EXERCISE DETAILS: Write the data out again, exactly as given.

Dataset items:
★ ★ ★ ★ ★ ★ ★
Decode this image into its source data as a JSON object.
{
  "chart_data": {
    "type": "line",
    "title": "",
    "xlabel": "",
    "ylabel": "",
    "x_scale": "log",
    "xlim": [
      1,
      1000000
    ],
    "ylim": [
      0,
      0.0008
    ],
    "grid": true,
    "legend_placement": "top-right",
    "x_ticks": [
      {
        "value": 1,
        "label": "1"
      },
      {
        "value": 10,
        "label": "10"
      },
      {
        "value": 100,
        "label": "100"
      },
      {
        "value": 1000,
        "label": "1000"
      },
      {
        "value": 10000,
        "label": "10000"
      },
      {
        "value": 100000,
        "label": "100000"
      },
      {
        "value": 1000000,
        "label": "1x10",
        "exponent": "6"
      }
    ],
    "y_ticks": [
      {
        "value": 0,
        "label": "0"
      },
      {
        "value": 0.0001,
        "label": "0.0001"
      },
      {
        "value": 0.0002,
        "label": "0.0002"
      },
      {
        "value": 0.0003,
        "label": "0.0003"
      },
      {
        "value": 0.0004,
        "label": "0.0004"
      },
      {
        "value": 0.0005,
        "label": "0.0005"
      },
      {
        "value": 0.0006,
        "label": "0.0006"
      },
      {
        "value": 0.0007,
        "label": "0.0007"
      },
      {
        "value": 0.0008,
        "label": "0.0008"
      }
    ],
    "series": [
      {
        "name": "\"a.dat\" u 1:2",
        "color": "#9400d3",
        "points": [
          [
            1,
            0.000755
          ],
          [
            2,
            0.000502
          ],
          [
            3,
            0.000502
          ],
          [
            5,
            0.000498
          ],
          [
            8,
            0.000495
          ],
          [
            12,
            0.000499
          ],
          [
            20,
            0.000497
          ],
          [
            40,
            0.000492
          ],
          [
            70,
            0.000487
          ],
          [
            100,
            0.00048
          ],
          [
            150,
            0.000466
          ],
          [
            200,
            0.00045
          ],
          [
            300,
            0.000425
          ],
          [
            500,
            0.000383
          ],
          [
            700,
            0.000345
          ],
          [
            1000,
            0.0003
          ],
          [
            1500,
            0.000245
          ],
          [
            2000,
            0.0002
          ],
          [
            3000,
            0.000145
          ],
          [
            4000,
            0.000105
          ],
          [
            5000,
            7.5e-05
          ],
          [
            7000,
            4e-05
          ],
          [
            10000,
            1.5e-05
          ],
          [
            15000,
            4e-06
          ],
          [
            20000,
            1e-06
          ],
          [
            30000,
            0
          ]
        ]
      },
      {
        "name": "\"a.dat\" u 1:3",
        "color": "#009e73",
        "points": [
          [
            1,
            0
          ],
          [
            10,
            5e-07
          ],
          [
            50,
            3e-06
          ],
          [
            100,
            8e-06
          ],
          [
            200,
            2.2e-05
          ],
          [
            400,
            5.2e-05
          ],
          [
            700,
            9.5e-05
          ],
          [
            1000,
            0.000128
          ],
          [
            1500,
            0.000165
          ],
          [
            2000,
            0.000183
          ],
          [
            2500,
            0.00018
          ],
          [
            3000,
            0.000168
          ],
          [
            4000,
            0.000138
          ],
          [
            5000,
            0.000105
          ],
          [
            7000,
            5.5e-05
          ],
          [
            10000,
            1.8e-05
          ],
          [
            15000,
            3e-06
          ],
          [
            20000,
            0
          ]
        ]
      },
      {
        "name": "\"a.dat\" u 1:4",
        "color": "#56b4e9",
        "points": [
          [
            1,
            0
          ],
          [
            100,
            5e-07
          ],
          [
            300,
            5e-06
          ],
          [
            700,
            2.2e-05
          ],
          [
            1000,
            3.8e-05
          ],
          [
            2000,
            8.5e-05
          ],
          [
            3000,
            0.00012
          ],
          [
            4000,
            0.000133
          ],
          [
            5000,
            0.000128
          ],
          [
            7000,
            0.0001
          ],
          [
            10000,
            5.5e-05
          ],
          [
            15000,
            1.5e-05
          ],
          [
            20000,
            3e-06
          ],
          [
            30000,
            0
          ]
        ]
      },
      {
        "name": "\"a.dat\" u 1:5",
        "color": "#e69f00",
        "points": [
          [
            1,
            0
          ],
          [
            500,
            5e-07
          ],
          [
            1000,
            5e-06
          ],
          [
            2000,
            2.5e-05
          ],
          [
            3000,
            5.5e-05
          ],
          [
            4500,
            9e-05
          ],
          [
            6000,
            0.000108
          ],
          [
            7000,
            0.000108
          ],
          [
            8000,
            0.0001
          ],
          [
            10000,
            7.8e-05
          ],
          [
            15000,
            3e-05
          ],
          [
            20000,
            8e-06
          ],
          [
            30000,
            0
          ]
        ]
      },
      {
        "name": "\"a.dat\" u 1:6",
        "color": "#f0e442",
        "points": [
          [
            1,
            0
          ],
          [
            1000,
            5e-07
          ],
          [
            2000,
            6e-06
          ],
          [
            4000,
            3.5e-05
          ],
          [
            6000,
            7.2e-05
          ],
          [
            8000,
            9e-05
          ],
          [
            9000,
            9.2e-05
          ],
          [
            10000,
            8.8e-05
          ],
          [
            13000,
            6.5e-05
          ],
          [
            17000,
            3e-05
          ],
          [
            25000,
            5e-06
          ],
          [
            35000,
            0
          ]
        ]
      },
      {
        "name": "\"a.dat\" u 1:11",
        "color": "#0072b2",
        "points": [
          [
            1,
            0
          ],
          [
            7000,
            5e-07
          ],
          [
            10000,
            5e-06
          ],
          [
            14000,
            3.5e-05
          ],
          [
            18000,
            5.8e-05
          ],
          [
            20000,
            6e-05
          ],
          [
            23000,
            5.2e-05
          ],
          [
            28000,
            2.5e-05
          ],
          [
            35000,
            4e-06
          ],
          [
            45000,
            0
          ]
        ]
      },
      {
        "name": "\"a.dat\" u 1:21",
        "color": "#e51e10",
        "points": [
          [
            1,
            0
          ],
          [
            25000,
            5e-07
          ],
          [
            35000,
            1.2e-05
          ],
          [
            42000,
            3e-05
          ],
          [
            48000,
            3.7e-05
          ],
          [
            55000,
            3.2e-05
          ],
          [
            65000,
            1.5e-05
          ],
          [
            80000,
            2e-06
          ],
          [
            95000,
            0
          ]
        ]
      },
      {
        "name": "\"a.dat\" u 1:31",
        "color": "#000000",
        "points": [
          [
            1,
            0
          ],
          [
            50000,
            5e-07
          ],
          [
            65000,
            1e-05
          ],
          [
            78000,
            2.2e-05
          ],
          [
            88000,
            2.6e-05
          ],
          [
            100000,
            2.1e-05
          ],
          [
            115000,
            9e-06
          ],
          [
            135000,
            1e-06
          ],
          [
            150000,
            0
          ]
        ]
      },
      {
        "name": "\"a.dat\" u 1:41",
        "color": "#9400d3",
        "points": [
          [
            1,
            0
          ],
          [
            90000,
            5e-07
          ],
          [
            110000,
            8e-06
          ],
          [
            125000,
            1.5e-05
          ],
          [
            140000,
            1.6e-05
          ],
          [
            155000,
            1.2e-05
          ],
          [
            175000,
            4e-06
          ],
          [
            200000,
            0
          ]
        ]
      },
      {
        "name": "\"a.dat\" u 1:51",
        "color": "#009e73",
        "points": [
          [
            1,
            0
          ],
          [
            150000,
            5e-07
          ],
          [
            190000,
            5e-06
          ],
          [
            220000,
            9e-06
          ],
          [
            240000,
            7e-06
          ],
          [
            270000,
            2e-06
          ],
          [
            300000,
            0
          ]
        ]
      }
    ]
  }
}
★ ★ ★ ★ ★ ★ ★
EXERCISE RESULT:
Decode this image into its source data as a JSON object.
{
  "chart_data": {
    "type": "line",
    "title": "",
    "xlabel": "",
    "ylabel": "",
    "x_scale": "log",
    "xlim": [
      1,
      1000000
    ],
    "ylim": [
      0,
      0.0008
    ],
    "grid": true,
    "legend_placement": "top-right",
    "x_ticks": [
      {
        "value": 1,
        "label": "1"
      },
      {
        "value": 10,
        "label": "10"
      },
      {
        "value": 100,
        "label": "100"
      },
      {
        "value": 1000,
        "label": "1000"
      },
      {
        "value": 10000,
        "label": "10000"
      },
      {
        "value": 100000,
        "label": "100000"
      },
      {
        "value": 1000000,
        "label": "1x10",
        "exponent": "6"
      }
    ],
    "y_ticks": [
      {
        "value": 0,
        "label": "0"
      },
      {
        "value": 0.0001,
        "label": "0.0001"
      },
      {
        "value": 0.0002,
        "label": "0.0002"
      },
      {
        "value": 0.0003,
        "label": "0.0003"
      },
      {
        "value": 0.0004,
        "label": "0.0004"
      },
      {
        "value": 0.0005,
        "label": "0.0005"
      },
      {
        "value": 0.0006,
        "label": "0.0006"
      },
      {
        "value": 0.0007,
        "label": "0.0007"
      },
      {
        "value": 0.0008,
        "label": "0.0008"
      }
    ],
    "series": [
      {
        "name": "\"a.dat\" u 1:2",
        "color": "#9400d3",
        "points": [
          [
            1,
            0.000755
          ],
          [
            2,
            0.000502
          ],
          [
            3,
            0.000502
          ],
          [
            5,
            0.000498
          ],
          [
            8,
            0.000495
          ],
          [
            12,
            0.000499
          ],
          [
            20,
            0.000497
          ],
          [
            40,
            0.000492
          ],
          [
            70,
            0.000487
          ],
          [
            100,
            0.00048
          ],
          [
            150,
            0.000466
          ],
          [
            200,
            0.00045
          ],
          [
            300,
            0.000425
          ],
          [
            500,
            0.000383
          ],
          [
            700,
            0.000345
          ],
          [
            1000,
            0.0003
          ],
          [
            1500,
            0.000245
          ],
          [
            2000,
            0.0002
          ],
          [
            3000,
            0.000145
          ],
          [
            4000,
            0.000105
          ],
          [
            5000,
            7.5e-05
          ],
          [
            7000,
            4e-05
          ],
          [
            10000,
            1.5e-05
          ],
          [
            15000,
            4e-06
          ],
          [
            20000,
            1e-06
          ],
          [
            30000,
            0
          ]
        ]
      },
      {
        "name": "\"a.dat\" u 1:3",
        "color": "#009e73",
        "points": [
          [
            1,
            0
          ],
          [
            10,
            5e-07
          ],
          [
            50,
            3e-06
          ],
          [
            100,
            8e-06
          ],
          [
            200,
            2.2e-05
          ],
          [
            400,
            5.2e-05
          ],
          [
            700,
            9.5e-05
          ],
          [
            1000,
            0.000128
          ],
          [
            1500,
            0.000165
          ],
          [
            2000,
            0.000183
          ],
          [
            2500,
            0.00018
          ],
          [
            3000,
            0.000168
          ],
          [
            4000,
            0.000138
          ],
          [
            5000,
            0.000105
          ],
          [
            7000,
            5.5e-05
          ],
          [
            10000,
            1.8e-05
          ],
          [
            15000,
            3e-06
          ],
          [
            20000,
            0
          ]
        ]
      },
      {
        "name": "\"a.dat\" u 1:4",
        "color": "#56b4e9",
        "points": [
          [
            1,
            0
          ],
          [
            100,
            5e-07
          ],
          [
            300,
            5e-06
          ],
          [
            700,
            2.2e-05
          ],
          [
            1000,
            3.8e-05
          ],
          [
            2000,
            8.5e-05
          ],
          [
            3000,
            0.00012
          ],
          [
            4000,
            0.000133
          ],
          [
            5000,
            0.000128
          ],
          [
            7000,
            0.0001
          ],
          [
            10000,
            5.5e-05
          ],
          [
            15000,
            1.5e-05
          ],
          [
            20000,
            3e-06
          ],
          [
            30000,
            0
          ]
        ]
      },
      {
        "name": "\"a.dat\" u 1:5",
        "color": "#e69f00",
        "points": [
          [
            1,
            0
          ],
          [
            500,
            5e-07
          ],
          [
            1000,
            5e-06
          ],
          [
            2000,
            2.5e-05
          ],
          [
            3000,
            5.5e-05
          ],
          [
            4500,
            9e-05
          ],
          [
            6000,
            0.000108
          ],
          [
            7000,
            0.000108
          ],
          [
            8000,
            0.0001
          ],
          [
            10000,
            7.8e-05
          ],
          [
            15000,
            3e-05
          ],
          [
            20000,
            8e-06
          ],
          [
            30000,
            0
          ]
        ]
      },
      {
        "name": "\"a.dat\" u 1:6",
        "color": "#f0e442",
        "points": [
          [
            1,
            0
          ],
          [
            1000,
            5e-07
          ],
          [
            2000,
            6e-06
          ],
          [
            4000,
            3.5e-05
          ],
          [
            6000,
            7.2e-05
          ],
          [
            8000,
            9e-05
          ],
          [
            9000,
            9.2e-05
          ],
          [
            10000,
            8.8e-05
          ],
          [
            13000,
            6.5e-05
          ],
          [
            17000,
            3e-05
          ],
          [
            25000,
            5e-06
          ],
          [
            35000,
            0
          ]
        ]
      },
      {
        "name": "\"a.dat\" u 1:11",
        "color": "#0072b2",
        "points": [
          [
            1,
            0
          ],
          [
            7000,
            5e-07
          ],
          [
            10000,
            5e-06
          ],
          [
            14000,
            3.5e-05
          ],
          [
            18000,
            5.8e-05
          ],
          [
            20000,
            6e-05
          ],
          [
            23000,
            5.2e-05
          ],
          [
            28000,
            2.5e-05
          ],
          [
            35000,
            4e-06
          ],
          [
            45000,
            0
          ]
        ]
      },
      {
        "name": "\"a.dat\" u 1:21",
        "color": "#e51e10",
        "points": [
          [
            1,
            0
          ],
          [
            25000,
            5e-07
          ],
          [
            35000,
            1.2e-05
          ],
          [
            42000,
            3e-05
          ],
          [
            48000,
            3.7e-05
          ],
          [
            55000,
            3.2e-05
          ],
          [
            65000,
            1.5e-05
          ],
          [
            80000,
            2e-06
          ],
          [
            95000,
            0
          ]
        ]
      },
      {
        "name": "\"a.dat\" u 1:31",
        "color": "#000000",
        "points": [
          [
            1,
            0
          ],
          [
            50000,
            5e-07
          ],
          [
            65000,
            1e-05
          ],
          [
            78000,
            2.2e-05
          ],
          [
            88000,
            2.6e-05
          ],
          [
            100000,
            2.1e-05
          ],
          [
            115000,
            9e-06
          ],
          [
            135000,
            1e-06
          ],
          [
            150000,
            0
          ]
        ]
      },
      {
        "name": "\"a.dat\" u 1:41",
        "color": "#9400d3",
        "points": [
          [
            1,
            0
          ],
          [
            90000,
            5e-07
          ],
          [
            110000,
            8e-06
          ],
          [
            125000,
            1.5e-05
          ],
          [
            140000,
            1.6e-05
          ],
          [
            155000,
            1.2e-05
          ],
          [
            175000,
            4e-06
          ],
          [
            200000,
            0
          ]
        ]
      },
      {
        "name": "\"a.dat\" u 1:51",
        "color": "#009e73",
        "points": [
          [
            1,
            0
          ],
          [
            150000,
            5e-07
          ],
          [
            190000,
            5e-06
          ],
          [
            220000,
            9e-06
          ],
          [
            240000,
            7e-06
          ],
          [
            270000,
            2e-06
          ],
          [
            300000,
            0
          ]
        ]
      }
    ]
  }
}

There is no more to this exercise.